What to do - Restate all of the data exactly.

Chart and figure data
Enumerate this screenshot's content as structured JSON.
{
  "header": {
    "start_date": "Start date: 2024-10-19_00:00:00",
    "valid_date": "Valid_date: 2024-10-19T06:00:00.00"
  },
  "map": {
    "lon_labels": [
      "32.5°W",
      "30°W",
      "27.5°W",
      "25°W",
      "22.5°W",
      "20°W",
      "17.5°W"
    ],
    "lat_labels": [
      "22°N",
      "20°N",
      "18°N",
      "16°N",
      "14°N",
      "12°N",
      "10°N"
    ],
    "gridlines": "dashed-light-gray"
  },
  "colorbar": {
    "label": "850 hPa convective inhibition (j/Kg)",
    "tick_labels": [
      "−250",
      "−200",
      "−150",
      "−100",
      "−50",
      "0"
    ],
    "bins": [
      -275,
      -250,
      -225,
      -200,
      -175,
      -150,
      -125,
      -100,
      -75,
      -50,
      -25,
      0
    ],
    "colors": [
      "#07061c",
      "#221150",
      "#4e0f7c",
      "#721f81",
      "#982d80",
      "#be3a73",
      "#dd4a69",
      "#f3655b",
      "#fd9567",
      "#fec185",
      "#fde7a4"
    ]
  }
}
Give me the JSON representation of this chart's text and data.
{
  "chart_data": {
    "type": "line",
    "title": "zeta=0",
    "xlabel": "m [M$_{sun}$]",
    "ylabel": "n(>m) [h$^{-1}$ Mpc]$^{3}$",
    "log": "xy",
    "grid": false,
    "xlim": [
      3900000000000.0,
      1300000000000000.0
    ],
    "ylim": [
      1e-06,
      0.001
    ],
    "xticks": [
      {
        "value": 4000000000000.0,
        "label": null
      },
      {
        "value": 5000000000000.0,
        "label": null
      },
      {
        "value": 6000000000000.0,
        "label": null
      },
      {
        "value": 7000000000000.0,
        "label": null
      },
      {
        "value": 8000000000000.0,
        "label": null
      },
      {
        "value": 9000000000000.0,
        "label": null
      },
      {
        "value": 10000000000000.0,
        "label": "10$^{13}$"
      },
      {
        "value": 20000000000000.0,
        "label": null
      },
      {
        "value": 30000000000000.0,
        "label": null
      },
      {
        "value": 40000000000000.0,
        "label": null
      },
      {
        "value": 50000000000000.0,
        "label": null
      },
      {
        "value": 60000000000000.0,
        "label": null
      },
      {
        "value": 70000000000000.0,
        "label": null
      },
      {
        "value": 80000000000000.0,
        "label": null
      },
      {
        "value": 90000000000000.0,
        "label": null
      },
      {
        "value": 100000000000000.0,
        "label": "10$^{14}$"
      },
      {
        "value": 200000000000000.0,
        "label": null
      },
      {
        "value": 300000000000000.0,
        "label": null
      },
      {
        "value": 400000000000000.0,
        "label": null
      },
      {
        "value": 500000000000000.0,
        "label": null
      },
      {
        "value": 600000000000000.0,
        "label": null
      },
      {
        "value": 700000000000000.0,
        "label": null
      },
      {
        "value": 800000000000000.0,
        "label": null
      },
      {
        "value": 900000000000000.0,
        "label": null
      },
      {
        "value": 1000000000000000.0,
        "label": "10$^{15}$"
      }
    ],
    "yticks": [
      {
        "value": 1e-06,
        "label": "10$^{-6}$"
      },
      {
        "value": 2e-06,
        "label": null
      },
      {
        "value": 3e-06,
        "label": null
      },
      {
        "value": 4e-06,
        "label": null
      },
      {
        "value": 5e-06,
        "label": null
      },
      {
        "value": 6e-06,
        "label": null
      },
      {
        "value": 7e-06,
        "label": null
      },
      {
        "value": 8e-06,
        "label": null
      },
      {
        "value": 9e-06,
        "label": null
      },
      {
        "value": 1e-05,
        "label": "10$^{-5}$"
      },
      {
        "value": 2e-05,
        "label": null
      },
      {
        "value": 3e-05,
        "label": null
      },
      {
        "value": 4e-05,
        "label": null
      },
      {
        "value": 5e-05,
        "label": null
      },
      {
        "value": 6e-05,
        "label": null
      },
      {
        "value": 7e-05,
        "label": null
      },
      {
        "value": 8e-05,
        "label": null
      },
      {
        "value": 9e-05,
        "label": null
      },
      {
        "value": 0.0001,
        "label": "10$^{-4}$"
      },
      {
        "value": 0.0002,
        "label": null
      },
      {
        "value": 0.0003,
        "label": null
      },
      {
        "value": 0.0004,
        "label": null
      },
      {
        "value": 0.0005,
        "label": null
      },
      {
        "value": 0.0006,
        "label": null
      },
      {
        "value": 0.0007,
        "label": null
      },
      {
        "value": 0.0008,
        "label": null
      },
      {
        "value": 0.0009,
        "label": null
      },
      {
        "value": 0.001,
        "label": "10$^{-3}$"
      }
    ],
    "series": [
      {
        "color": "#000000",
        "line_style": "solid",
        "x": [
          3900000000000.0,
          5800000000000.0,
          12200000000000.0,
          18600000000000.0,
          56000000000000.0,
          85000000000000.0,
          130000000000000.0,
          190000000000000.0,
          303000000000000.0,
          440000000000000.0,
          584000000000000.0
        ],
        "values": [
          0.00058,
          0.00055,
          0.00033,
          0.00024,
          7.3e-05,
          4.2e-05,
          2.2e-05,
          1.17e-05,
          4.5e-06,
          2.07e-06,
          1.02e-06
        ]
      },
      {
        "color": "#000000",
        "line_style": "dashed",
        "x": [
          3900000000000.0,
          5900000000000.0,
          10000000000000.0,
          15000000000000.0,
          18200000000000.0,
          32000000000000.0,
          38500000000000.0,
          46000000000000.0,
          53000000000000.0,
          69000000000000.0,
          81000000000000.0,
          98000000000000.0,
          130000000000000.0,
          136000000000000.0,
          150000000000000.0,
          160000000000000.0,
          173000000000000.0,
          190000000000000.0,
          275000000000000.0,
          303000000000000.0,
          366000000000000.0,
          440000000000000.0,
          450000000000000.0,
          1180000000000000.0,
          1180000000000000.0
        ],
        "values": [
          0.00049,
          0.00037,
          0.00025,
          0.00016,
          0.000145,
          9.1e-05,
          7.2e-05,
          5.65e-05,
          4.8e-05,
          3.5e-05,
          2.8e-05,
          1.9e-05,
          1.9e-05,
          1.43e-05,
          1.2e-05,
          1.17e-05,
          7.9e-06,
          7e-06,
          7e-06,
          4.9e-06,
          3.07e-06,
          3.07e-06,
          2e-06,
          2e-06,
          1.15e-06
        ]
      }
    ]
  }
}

Solution to this task -
Enumerate this screenshot's content as structured JSON.
{
  "header": {
    "start_date": "Start date: 2024-10-19_00:00:00",
    "valid_date": "Valid_date: 2024-10-19T06:00:00.00"
  },
  "map": {
    "lon_labels": [
      "32.5°W",
      "30°W",
      "27.5°W",
      "25°W",
      "22.5°W",
      "20°W",
      "17.5°W"
    ],
    "lat_labels": [
      "22°N",
      "20°N",
      "18°N",
      "16°N",
      "14°N",
      "12°N",
      "10°N"
    ],
    "gridlines": "dashed-light-gray"
  },
  "colorbar": {
    "label": "850 hPa convective inhibition (j/Kg)",
    "tick_labels": [
      "−250",
      "−200",
      "−150",
      "−100",
      "−50",
      "0"
    ],
    "bins": [
      -275,
      -250,
      -225,
      -200,
      -175,
      -150,
      -125,
      -100,
      -75,
      -50,
      -25,
      0
    ],
    "colors": [
      "#07061c",
      "#221150",
      "#4e0f7c",
      "#721f81",
      "#982d80",
      "#be3a73",
      "#dd4a69",
      "#f3655b",
      "#fd9567",
      "#fec185",
      "#fde7a4"
    ]
  }
}
Give me the JSON representation of this chart's text and data.
{
  "chart_data": {
    "type": "line",
    "title": "zeta=0",
    "xlabel": "m [M$_{sun}$]",
    "ylabel": "n(>m) [h$^{-1}$ Mpc]$^{3}$",
    "log": "xy",
    "grid": false,
    "xlim": [
      3900000000000.0,
      1300000000000000.0
    ],
    "ylim": [
      1e-06,
      0.001
    ],
    "xticks": [
      {
        "value": 4000000000000.0,
        "label": null
      },
      {
        "value": 5000000000000.0,
        "label": null
      },
      {
        "value": 6000000000000.0,
        "label": null
      },
      {
        "value": 7000000000000.0,
        "label": null
      },
      {
        "value": 8000000000000.0,
        "label": null
      },
      {
        "value": 9000000000000.0,
        "label": null
      },
      {
        "value": 10000000000000.0,
        "label": "10$^{13}$"
      },
      {
        "value": 20000000000000.0,
        "label": null
      },
      {
        "value": 30000000000000.0,
        "label": null
      },
      {
        "value": 40000000000000.0,
        "label": null
      },
      {
        "value": 50000000000000.0,
        "label": null
      },
      {
        "value": 60000000000000.0,
        "label": null
      },
      {
        "value": 70000000000000.0,
        "label": null
      },
      {
        "value": 80000000000000.0,
        "label": null
      },
      {
        "value": 90000000000000.0,
        "label": null
      },
      {
        "value": 100000000000000.0,
        "label": "10$^{14}$"
      },
      {
        "value": 200000000000000.0,
        "label": null
      },
      {
        "value": 300000000000000.0,
        "label": null
      },
      {
        "value": 400000000000000.0,
        "label": null
      },
      {
        "value": 500000000000000.0,
        "label": null
      },
      {
        "value": 600000000000000.0,
        "label": null
      },
      {
        "value": 700000000000000.0,
        "label": null
      },
      {
        "value": 800000000000000.0,
        "label": null
      },
      {
        "value": 900000000000000.0,
        "label": null
      },
      {
        "value": 1000000000000000.0,
        "label": "10$^{15}$"
      }
    ],
    "yticks": [
      {
        "value": 1e-06,
        "label": "10$^{-6}$"
      },
      {
        "value": 2e-06,
        "label": null
      },
      {
        "value": 3e-06,
        "label": null
      },
      {
        "value": 4e-06,
        "label": null
      },
      {
        "value": 5e-06,
        "label": null
      },
      {
        "value": 6e-06,
        "label": null
      },
      {
        "value": 7e-06,
        "label": null
      },
      {
        "value": 8e-06,
        "label": null
      },
      {
        "value": 9e-06,
        "label": null
      },
      {
        "value": 1e-05,
        "label": "10$^{-5}$"
      },
      {
        "value": 2e-05,
        "label": null
      },
      {
        "value": 3e-05,
        "label": null
      },
      {
        "value": 4e-05,
        "label": null
      },
      {
        "value": 5e-05,
        "label": null
      },
      {
        "value": 6e-05,
        "label": null
      },
      {
        "value": 7e-05,
        "label": null
      },
      {
        "value": 8e-05,
        "label": null
      },
      {
        "value": 9e-05,
        "label": null
      },
      {
        "value": 0.0001,
        "label": "10$^{-4}$"
      },
      {
        "value": 0.0002,
        "label": null
      },
      {
        "value": 0.0003,
        "label": null
      },
      {
        "value": 0.0004,
        "label": null
      },
      {
        "value": 0.0005,
        "label": null
      },
      {
        "value": 0.0006,
        "label": null
      },
      {
        "value": 0.0007,
        "label": null
      },
      {
        "value": 0.0008,
        "label": null
      },
      {
        "value": 0.0009,
        "label": null
      },
      {
        "value": 0.001,
        "label": "10$^{-3}$"
      }
    ],
    "series": [
      {
        "color": "#000000",
        "line_style": "solid",
        "x": [
          3900000000000.0,
          5800000000000.0,
          12200000000000.0,
          18600000000000.0,
          56000000000000.0,
          85000000000000.0,
          130000000000000.0,
          190000000000000.0,
          303000000000000.0,
          440000000000000.0,
          584000000000000.0
        ],
        "values": [
          0.00058,
          0.00055,
          0.00033,
          0.00024,
          7.3e-05,
          4.2e-05,
          2.2e-05,
          1.17e-05,
          4.5e-06,
          2.07e-06,
          1.02e-06
        ]
      },
      {
        "color": "#000000",
        "line_style": "dashed",
        "x": [
          3900000000000.0,
          5900000000000.0,
          10000000000000.0,
          15000000000000.0,
          18200000000000.0,
          32000000000000.0,
          38500000000000.0,
          46000000000000.0,
          53000000000000.0,
          69000000000000.0,
          81000000000000.0,
          98000000000000.0,
          130000000000000.0,
          136000000000000.0,
          150000000000000.0,
          160000000000000.0,
          173000000000000.0,
          190000000000000.0,
          275000000000000.0,
          303000000000000.0,
          366000000000000.0,
          440000000000000.0,
          450000000000000.0,
          1180000000000000.0,
          1180000000000000.0
        ],
        "values": [
          0.00049,
          0.00037,
          0.00025,
          0.00016,
          0.000145,
          9.1e-05,
          7.2e-05,
          5.65e-05,
          4.8e-05,
          3.5e-05,
          2.8e-05,
          1.9e-05,
          1.9e-05,
          1.43e-05,
          1.2e-05,
          1.17e-05,
          7.9e-06,
          7e-06,
          7e-06,
          4.9e-06,
          3.07e-06,
          3.07e-06,
          2e-06,
          2e-06,
          1.15e-06
        ]
      }
    ]
  }
}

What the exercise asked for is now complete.